▸ **GIVEN TASK**
For this exercise, copy out each line of the material below that includes "Anderson".

** start of DATA PROVIDED **

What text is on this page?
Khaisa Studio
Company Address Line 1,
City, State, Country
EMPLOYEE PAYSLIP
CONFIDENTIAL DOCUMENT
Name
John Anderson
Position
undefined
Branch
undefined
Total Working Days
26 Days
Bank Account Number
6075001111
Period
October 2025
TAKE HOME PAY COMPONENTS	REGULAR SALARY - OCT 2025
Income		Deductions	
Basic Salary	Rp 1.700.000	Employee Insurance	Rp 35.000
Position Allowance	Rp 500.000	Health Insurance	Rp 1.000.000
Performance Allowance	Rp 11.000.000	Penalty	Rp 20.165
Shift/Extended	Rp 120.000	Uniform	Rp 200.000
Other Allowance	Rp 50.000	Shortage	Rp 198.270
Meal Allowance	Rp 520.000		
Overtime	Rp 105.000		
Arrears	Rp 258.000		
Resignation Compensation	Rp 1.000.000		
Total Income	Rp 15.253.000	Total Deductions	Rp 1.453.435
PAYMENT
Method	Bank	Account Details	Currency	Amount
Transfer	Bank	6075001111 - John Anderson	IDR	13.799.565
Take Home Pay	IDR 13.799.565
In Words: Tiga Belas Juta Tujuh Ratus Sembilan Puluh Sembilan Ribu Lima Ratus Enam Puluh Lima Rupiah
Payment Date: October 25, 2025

** end of DATA PROVIDED **

▸ **ANSWER TO THIS PROBLEM**
John Anderson
Transfer	Bank	6075001111 - John Anderson	IDR	13.799.565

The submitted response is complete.